[Opening Document text section]
Rushil Roy asked this interesting question:
it is understood that light rays travel slower through denser medium (such as water/glass) compared to air. The same is true for sound waves, it has different speeds when it travels through different media. But why does light bend while sound doesn’t?
It is interesting that this question does not occur to most students (including me!) when they are studying in school.
Here is the answer, as far as I can tell:
Sound refracts just like light, but the issue is that we just don’t care as much.
Let’s go step-by-step through this.
We care far more about refraction of light and far less about refraction of sound because our eyes are able to very precisely locate the source of most light rays, whereas our ears are pretty bad at precisely locating the source of a sound. Where did a particular sound come from? The best we can do is “left” or “right” and “near” or “far”. So, even though sound refraction is happening all the time, we don’t really notice or care.
That brings us to the next question: why did our senses evolve in such a way that we can locate light precisely, but not sound?
[Closing Document text section]
[Opening Extracted information section]
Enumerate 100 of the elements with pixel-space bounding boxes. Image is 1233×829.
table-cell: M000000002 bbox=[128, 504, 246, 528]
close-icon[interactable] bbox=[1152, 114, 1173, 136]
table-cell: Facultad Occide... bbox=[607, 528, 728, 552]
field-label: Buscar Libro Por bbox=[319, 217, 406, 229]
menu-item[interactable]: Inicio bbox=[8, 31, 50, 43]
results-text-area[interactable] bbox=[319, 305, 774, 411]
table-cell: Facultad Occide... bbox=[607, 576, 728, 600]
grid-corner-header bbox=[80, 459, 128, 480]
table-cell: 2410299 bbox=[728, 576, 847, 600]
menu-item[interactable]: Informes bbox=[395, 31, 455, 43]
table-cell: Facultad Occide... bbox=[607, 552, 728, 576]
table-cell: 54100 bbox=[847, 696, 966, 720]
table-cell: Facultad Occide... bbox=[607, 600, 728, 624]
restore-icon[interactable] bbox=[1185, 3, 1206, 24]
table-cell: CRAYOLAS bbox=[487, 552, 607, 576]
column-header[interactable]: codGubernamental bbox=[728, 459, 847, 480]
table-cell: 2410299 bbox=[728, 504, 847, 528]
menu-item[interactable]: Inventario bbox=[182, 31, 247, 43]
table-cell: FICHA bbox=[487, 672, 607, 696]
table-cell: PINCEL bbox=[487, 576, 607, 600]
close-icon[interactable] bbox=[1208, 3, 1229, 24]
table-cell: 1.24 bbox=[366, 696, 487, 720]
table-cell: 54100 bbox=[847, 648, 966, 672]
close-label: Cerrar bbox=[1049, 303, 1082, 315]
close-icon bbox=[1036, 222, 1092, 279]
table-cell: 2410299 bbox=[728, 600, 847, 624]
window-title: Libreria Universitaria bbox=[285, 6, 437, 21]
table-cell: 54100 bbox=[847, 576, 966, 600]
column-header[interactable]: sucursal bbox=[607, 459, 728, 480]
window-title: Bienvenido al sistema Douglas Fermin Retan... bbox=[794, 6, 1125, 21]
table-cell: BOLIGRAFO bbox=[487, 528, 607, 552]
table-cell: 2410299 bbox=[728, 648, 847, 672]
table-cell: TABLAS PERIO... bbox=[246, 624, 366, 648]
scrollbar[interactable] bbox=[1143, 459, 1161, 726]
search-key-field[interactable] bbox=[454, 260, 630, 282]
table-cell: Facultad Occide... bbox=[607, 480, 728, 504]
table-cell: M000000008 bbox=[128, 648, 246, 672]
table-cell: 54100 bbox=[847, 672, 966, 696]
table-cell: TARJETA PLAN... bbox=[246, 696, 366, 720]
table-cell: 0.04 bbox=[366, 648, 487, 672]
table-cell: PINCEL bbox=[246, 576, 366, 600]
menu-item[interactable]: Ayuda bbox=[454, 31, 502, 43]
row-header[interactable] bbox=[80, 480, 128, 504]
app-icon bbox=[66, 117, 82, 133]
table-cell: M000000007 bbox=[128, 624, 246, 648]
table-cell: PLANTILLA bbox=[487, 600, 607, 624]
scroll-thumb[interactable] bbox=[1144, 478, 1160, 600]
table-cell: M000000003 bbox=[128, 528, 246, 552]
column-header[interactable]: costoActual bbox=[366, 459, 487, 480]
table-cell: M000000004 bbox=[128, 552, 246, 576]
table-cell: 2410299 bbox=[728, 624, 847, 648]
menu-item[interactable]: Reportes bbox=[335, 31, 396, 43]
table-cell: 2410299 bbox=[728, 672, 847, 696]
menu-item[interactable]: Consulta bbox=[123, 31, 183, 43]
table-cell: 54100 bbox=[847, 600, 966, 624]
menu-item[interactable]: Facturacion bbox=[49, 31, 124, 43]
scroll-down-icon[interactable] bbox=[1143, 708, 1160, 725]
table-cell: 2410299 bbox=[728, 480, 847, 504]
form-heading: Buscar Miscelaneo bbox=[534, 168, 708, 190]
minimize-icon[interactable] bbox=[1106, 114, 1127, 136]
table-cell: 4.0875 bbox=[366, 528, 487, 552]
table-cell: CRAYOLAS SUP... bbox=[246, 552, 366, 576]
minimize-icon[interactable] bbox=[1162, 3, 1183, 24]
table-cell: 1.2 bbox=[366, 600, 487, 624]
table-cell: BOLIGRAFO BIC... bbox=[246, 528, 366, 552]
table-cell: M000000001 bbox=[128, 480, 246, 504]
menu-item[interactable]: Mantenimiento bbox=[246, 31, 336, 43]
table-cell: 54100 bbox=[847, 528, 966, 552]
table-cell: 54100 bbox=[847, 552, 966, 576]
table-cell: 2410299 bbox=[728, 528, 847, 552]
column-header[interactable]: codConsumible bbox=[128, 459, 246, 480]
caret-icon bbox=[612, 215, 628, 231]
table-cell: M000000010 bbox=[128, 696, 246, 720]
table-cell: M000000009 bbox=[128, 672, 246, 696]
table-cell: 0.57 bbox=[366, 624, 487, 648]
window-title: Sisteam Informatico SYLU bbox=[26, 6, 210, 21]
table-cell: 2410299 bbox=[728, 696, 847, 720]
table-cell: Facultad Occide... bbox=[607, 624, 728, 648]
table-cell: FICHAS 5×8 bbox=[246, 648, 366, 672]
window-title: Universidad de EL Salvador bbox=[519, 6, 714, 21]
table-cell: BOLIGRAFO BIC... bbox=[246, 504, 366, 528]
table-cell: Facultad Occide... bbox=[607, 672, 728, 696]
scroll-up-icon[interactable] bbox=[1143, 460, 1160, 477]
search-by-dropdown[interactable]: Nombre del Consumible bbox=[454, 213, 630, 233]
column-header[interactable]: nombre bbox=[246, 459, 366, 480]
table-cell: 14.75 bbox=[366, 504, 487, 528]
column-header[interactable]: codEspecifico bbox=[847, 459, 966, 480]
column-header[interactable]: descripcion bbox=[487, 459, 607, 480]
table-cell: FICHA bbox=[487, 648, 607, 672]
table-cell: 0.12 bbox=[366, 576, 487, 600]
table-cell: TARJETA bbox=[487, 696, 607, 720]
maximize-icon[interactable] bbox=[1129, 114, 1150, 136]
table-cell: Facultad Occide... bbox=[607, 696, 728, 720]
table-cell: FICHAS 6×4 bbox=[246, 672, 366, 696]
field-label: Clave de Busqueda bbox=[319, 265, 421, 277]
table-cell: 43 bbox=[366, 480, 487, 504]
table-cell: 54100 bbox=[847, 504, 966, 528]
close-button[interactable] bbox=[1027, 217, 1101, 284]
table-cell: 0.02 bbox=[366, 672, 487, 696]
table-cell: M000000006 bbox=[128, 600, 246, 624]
[Closing Extracted information section]
### Task objective
In the text on light and sound refraction, why do we care less about the refraction of sound than of light? Nothing here depends on the data.

### Answer box
Our eyes can locate the source of most light rays very precisely, while our ears are pretty bad at precisely locating where a sound came from.